◆ **Exercise aim**
Set out every line bearing the string "Master".

§

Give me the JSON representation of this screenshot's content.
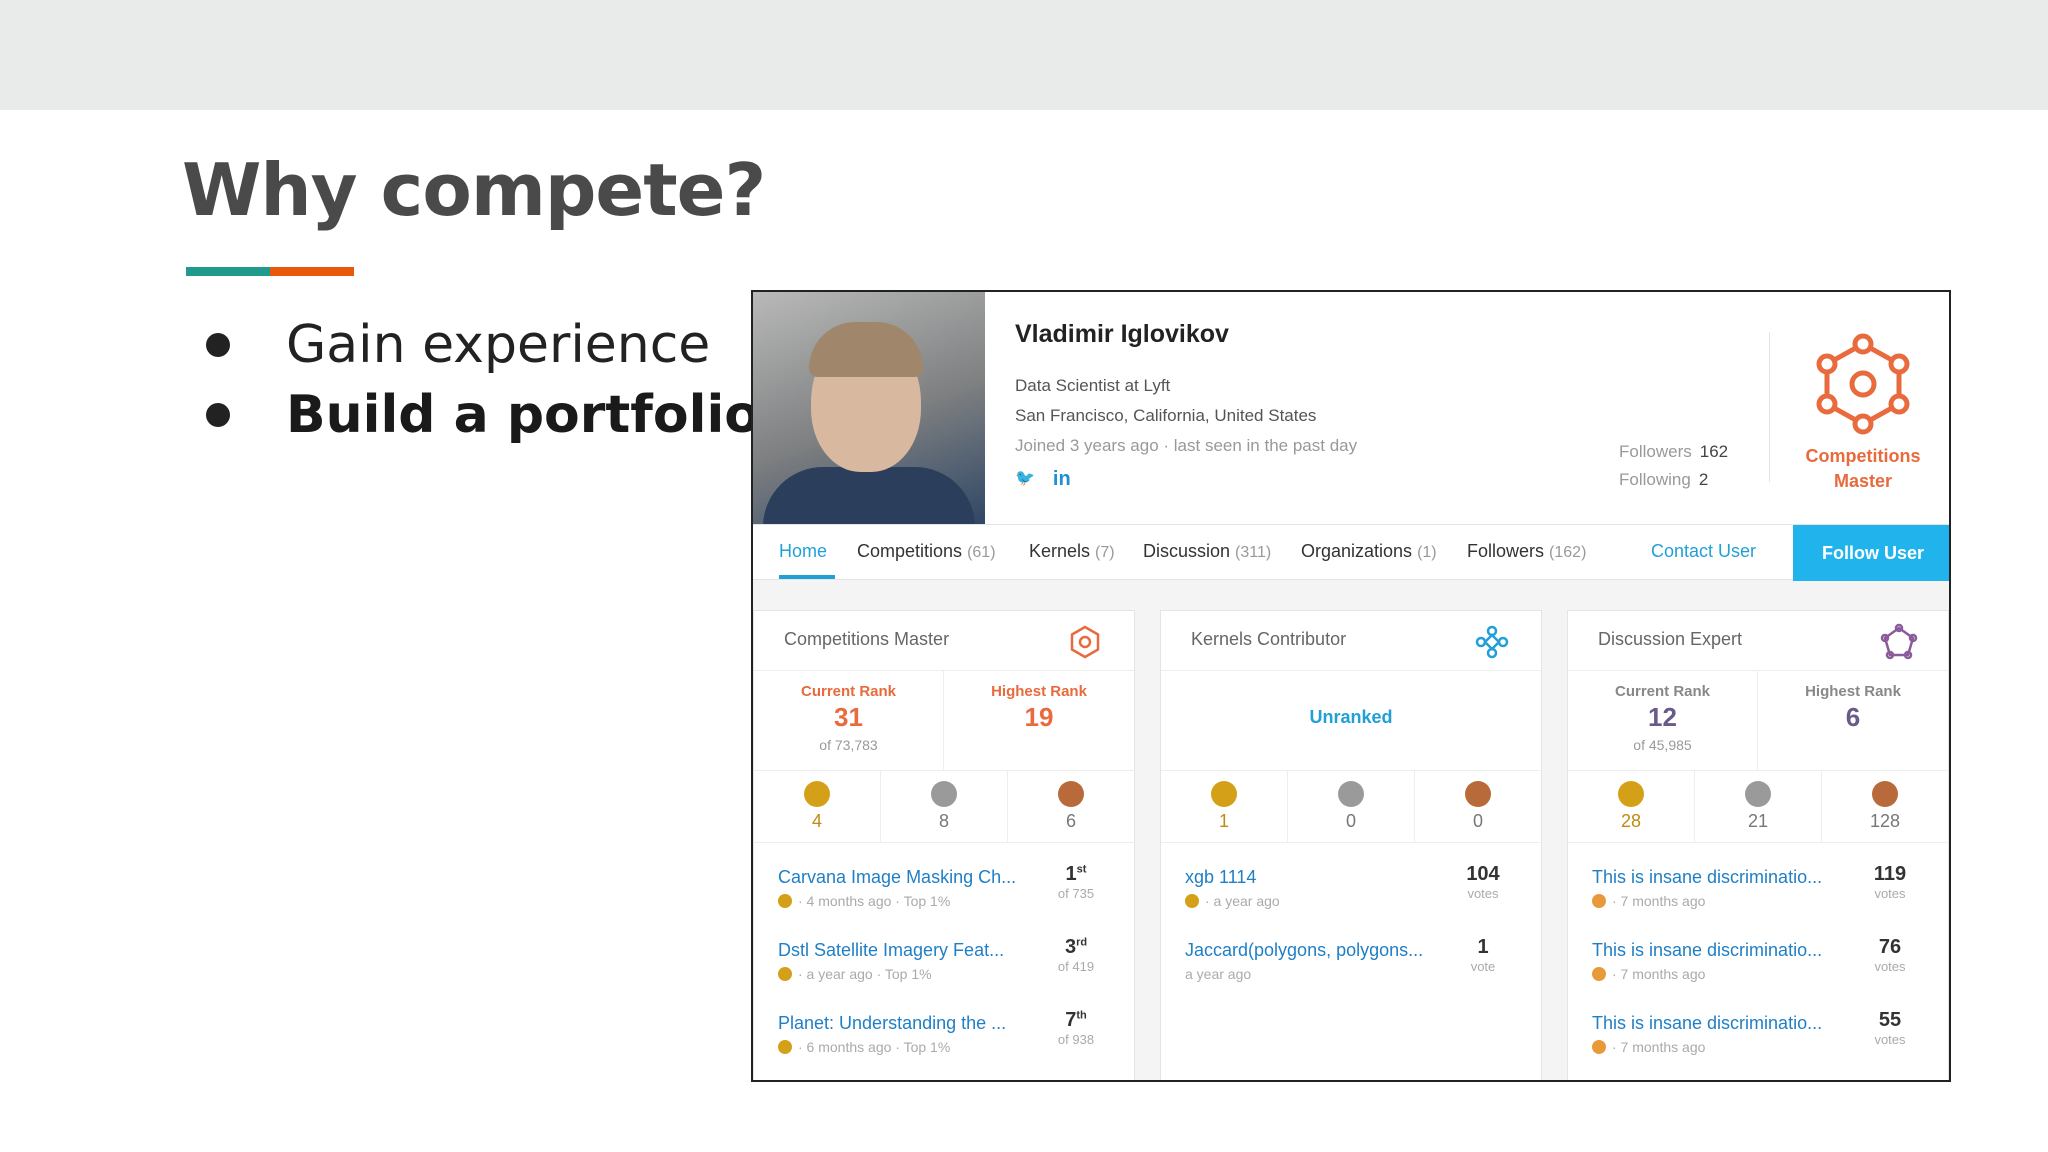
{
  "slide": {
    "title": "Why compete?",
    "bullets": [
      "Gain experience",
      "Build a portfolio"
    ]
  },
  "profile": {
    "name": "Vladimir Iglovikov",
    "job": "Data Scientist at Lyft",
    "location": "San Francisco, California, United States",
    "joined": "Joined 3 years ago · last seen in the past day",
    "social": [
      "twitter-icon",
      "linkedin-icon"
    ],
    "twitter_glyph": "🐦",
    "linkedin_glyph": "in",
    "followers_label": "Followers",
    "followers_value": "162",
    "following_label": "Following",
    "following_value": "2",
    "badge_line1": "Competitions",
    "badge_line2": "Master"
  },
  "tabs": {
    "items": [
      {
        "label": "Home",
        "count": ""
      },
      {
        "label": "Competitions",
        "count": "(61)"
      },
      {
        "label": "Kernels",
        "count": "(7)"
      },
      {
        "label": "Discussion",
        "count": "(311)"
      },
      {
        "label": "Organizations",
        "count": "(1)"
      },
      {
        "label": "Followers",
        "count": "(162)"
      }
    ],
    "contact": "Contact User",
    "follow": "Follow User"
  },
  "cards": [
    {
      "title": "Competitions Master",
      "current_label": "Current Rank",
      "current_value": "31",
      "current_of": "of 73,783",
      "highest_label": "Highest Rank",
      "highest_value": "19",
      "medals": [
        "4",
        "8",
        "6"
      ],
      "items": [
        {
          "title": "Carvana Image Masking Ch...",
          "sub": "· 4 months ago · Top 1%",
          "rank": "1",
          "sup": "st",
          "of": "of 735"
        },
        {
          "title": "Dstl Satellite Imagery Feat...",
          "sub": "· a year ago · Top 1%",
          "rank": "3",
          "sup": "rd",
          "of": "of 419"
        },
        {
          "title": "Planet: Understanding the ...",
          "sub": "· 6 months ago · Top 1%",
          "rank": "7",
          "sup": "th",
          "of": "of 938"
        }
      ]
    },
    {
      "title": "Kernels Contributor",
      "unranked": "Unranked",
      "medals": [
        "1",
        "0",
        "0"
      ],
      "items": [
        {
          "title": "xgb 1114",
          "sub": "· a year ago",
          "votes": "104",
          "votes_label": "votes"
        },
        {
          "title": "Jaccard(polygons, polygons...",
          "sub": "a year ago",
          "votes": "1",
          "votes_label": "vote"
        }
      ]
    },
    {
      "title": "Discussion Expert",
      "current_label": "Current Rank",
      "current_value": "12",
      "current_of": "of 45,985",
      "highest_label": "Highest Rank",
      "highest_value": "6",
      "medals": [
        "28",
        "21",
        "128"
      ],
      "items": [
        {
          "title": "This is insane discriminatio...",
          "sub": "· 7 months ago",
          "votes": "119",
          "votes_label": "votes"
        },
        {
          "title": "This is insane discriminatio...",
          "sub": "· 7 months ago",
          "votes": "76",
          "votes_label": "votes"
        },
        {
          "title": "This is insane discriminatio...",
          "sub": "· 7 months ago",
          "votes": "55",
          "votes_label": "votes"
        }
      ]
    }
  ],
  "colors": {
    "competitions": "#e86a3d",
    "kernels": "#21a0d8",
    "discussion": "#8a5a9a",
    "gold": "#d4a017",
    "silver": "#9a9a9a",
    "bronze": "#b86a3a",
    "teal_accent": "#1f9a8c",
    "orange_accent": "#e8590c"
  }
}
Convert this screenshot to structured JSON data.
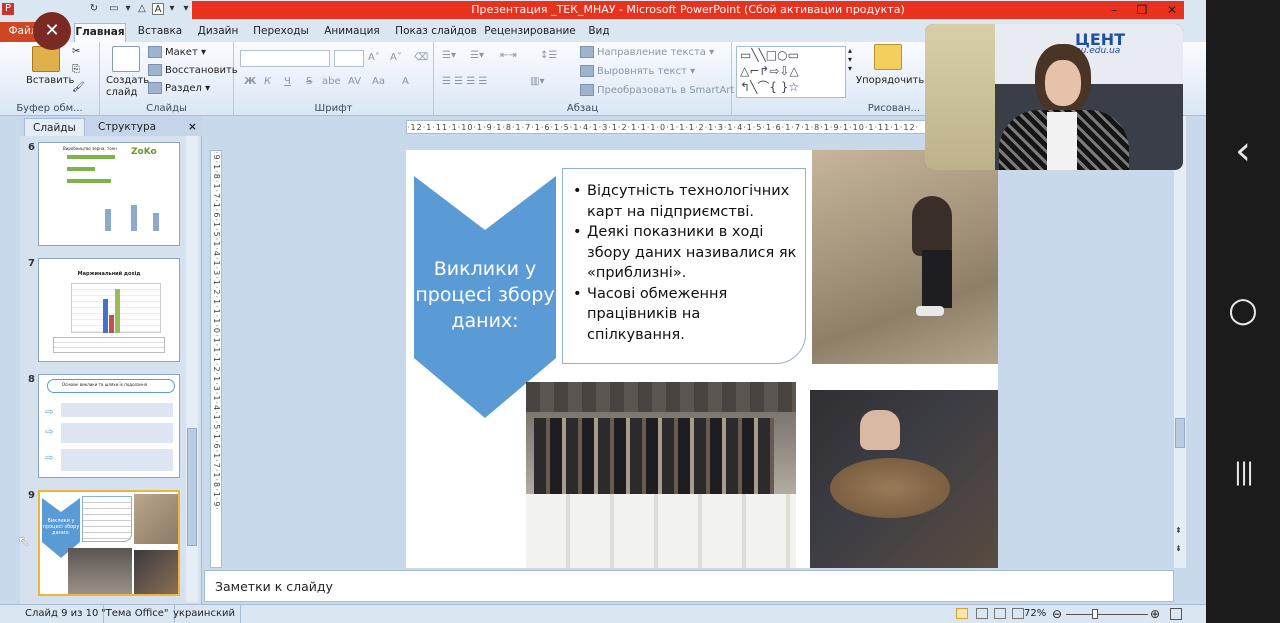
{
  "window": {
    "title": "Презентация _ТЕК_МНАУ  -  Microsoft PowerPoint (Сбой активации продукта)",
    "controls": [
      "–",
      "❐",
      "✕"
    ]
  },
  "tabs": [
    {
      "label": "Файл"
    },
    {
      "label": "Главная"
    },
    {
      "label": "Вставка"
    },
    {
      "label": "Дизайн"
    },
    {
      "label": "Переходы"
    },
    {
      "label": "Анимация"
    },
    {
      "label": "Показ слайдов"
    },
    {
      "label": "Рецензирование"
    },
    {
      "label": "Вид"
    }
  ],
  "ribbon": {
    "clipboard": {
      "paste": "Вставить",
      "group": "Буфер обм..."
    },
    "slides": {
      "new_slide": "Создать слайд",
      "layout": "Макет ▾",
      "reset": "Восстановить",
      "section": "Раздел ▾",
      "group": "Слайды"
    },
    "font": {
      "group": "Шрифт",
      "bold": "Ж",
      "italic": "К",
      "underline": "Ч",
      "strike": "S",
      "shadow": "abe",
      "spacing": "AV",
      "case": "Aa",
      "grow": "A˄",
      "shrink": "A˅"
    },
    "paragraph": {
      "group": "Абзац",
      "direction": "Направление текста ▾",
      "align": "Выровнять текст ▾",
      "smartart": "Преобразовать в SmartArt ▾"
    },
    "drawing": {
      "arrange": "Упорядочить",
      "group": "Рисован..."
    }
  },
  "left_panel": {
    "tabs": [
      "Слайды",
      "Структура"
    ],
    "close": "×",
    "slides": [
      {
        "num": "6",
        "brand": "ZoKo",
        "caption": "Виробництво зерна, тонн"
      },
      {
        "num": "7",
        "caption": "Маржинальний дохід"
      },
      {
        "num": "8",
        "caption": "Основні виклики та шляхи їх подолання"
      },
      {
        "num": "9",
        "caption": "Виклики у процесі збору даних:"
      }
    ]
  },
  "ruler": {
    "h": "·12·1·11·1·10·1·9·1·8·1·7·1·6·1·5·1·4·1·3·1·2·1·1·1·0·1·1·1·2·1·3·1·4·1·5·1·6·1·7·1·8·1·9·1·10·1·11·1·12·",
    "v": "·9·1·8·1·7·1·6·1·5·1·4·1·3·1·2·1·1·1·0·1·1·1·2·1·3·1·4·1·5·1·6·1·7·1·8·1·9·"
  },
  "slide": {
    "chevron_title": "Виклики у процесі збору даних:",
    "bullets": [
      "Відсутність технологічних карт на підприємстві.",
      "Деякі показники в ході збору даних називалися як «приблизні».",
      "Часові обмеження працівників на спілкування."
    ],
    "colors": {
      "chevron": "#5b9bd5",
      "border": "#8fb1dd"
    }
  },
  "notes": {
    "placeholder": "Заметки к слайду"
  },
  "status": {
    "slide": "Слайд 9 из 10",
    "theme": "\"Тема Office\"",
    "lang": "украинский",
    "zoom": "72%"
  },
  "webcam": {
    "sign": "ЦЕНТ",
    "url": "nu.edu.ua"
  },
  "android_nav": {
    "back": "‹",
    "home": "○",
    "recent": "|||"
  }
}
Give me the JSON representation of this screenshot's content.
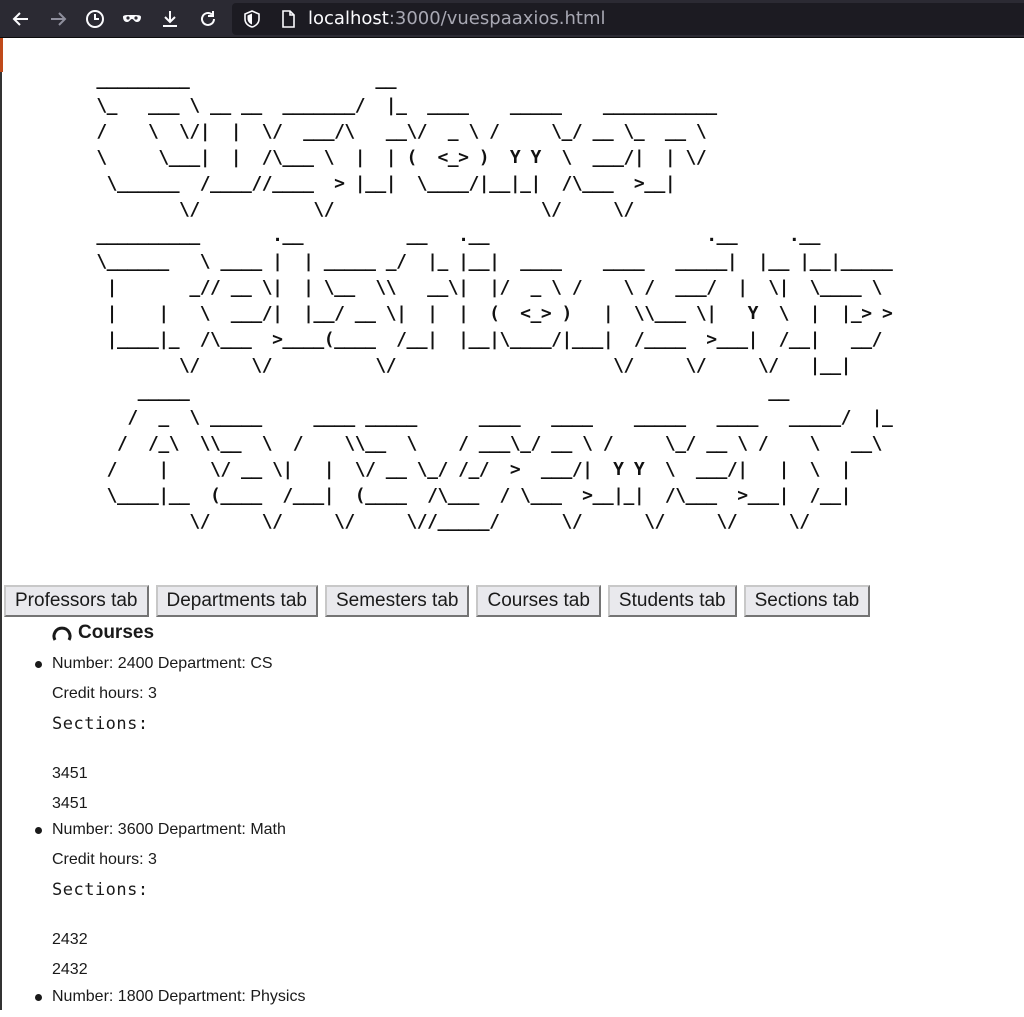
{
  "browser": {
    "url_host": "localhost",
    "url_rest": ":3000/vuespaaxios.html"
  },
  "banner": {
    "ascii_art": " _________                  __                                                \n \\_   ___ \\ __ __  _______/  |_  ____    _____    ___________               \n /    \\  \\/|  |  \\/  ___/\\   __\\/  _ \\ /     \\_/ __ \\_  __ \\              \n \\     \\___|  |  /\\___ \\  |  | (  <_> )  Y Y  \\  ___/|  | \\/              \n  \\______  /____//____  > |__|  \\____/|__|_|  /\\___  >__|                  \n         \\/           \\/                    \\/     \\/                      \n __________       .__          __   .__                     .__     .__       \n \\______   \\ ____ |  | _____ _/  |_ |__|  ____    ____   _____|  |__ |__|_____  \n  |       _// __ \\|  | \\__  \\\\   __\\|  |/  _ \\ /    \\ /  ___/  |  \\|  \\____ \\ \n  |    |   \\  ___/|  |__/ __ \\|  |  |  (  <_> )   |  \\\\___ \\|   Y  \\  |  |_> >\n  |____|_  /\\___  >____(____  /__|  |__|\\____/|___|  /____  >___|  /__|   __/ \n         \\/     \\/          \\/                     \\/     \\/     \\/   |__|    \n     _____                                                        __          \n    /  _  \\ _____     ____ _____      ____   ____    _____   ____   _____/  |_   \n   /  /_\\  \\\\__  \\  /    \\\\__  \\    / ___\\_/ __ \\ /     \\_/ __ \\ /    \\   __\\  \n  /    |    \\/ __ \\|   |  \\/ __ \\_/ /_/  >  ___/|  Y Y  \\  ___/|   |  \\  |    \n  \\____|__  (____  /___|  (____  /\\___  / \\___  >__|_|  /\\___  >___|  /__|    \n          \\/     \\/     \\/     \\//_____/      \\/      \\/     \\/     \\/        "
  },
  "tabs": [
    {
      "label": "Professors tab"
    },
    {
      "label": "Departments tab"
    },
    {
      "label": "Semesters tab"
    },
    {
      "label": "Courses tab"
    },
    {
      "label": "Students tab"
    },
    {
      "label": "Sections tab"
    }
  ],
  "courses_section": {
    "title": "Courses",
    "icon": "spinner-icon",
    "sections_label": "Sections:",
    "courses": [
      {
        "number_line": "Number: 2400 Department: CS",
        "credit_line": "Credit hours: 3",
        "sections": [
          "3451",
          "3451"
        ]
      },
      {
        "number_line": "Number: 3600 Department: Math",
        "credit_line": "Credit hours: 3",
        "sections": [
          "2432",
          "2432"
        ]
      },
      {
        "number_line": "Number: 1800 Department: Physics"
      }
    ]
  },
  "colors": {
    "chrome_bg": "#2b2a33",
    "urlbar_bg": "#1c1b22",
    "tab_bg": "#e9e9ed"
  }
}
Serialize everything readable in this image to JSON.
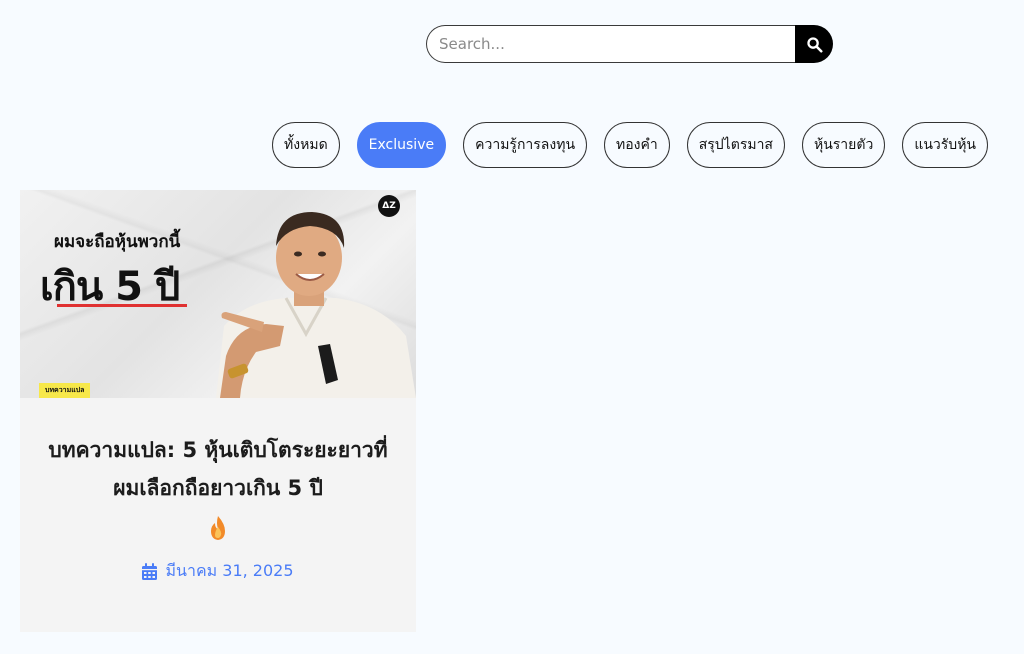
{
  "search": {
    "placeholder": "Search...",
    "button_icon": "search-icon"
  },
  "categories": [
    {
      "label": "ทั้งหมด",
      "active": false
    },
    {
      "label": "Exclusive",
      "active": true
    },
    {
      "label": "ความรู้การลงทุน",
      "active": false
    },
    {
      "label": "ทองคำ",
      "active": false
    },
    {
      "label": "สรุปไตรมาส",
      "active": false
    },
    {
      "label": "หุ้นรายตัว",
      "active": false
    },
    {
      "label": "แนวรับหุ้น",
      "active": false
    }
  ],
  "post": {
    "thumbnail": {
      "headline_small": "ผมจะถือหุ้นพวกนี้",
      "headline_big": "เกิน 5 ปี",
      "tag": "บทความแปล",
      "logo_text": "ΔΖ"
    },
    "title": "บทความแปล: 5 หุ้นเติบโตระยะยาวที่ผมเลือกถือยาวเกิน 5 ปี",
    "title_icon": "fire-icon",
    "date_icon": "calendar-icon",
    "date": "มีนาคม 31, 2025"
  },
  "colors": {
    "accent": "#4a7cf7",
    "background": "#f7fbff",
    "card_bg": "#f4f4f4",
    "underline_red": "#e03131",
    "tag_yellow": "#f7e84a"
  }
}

§

◆ **Answer**
    "badge_line2": "Master"
      "title": "Competitions Master",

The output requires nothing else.